■ Set problem ■
Work through the following lines and count those that hold the word "участка". Reply with that number only.

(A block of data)
+-------+
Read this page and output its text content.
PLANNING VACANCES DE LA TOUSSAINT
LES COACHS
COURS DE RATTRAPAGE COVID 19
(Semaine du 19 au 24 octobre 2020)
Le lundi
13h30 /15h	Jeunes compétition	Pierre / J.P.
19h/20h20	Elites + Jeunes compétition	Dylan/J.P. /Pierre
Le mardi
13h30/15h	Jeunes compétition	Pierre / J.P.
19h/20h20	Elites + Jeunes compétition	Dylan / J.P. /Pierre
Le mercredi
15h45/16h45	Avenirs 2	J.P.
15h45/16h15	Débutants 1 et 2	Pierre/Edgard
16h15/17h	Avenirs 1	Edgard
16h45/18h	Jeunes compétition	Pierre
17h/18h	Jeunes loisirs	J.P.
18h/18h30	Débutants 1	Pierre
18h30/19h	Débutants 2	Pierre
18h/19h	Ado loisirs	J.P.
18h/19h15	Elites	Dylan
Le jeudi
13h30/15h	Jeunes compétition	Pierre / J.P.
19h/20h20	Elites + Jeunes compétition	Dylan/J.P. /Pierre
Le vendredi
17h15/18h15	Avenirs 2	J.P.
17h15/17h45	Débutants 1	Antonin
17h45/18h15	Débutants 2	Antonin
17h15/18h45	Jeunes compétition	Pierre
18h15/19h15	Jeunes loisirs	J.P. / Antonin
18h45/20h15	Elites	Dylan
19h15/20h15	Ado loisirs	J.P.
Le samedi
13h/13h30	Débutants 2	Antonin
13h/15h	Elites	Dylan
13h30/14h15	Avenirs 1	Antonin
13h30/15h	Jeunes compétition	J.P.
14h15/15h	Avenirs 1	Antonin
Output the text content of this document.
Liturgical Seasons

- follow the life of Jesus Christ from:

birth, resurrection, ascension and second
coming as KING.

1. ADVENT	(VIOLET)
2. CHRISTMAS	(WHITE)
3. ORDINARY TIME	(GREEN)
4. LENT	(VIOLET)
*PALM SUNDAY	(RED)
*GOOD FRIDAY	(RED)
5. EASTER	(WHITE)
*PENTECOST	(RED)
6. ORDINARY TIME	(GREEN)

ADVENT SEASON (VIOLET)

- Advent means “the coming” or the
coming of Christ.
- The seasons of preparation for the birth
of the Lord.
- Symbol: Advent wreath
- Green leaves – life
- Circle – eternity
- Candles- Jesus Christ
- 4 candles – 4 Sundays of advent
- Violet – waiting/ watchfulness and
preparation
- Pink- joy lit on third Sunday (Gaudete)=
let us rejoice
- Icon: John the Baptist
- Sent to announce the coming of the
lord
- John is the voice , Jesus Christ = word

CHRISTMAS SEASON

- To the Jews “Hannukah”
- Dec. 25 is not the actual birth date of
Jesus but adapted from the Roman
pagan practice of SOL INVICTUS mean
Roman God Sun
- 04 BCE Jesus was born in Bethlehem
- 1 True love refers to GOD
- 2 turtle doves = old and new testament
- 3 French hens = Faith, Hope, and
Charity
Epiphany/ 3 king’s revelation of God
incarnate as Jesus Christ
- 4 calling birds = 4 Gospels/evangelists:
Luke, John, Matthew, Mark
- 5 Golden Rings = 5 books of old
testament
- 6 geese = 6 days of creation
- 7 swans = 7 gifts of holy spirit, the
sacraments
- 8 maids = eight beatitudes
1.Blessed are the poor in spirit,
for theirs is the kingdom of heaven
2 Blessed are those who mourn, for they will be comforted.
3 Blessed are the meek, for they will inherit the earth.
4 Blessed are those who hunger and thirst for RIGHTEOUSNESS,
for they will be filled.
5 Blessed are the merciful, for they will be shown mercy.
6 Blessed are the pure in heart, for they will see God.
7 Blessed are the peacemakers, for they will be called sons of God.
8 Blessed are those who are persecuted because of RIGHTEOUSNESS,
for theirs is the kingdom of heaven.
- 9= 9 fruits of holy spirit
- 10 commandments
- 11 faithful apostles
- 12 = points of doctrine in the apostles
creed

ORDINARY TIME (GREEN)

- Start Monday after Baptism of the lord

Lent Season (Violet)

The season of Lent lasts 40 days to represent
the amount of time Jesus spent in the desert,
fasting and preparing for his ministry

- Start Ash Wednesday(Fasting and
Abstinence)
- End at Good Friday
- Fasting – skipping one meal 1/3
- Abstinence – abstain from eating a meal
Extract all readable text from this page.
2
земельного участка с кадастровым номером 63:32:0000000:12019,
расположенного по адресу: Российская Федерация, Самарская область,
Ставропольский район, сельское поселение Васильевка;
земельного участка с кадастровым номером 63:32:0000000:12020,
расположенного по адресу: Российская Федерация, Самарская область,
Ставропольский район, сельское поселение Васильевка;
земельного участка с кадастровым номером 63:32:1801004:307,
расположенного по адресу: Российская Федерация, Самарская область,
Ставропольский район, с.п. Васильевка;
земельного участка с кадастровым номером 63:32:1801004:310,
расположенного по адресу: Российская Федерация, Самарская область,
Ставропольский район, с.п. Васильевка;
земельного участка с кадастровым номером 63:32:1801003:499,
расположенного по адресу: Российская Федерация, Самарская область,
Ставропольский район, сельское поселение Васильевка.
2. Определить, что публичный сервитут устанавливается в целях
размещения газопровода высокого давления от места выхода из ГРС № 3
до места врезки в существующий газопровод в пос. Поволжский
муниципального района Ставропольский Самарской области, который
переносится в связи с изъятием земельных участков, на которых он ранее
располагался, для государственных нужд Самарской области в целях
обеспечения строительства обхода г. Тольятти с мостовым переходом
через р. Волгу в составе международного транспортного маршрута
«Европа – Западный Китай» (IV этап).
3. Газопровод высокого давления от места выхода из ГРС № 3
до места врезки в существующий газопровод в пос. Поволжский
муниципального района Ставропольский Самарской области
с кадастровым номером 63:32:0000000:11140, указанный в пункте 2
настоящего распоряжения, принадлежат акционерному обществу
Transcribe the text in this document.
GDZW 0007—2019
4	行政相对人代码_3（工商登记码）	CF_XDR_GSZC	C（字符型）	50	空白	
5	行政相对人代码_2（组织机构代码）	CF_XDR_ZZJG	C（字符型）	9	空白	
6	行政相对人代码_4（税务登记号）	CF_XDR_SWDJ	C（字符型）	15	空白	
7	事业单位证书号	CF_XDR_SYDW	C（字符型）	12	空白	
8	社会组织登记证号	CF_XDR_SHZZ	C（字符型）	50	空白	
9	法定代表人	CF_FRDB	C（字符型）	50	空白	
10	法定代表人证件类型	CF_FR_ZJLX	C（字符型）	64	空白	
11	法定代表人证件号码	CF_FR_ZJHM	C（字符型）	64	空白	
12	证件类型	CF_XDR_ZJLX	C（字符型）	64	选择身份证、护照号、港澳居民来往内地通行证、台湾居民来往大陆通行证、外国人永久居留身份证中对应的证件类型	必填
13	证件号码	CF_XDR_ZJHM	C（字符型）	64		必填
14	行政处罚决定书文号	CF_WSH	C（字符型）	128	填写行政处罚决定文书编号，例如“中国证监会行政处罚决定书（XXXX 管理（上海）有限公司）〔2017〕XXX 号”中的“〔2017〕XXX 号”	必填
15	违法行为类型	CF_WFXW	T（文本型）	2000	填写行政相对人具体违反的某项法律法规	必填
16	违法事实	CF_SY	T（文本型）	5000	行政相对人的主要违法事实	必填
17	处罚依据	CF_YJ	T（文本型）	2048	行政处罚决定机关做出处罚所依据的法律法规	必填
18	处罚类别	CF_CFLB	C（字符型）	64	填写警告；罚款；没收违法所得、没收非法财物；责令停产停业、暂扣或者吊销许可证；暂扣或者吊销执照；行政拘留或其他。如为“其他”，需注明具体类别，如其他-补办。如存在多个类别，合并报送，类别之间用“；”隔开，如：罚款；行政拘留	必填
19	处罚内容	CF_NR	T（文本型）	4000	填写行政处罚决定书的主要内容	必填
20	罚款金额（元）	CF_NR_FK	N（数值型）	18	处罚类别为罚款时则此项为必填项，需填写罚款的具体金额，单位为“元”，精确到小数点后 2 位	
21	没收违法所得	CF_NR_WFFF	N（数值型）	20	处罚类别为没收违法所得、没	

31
+-------+
■ Task output ■
5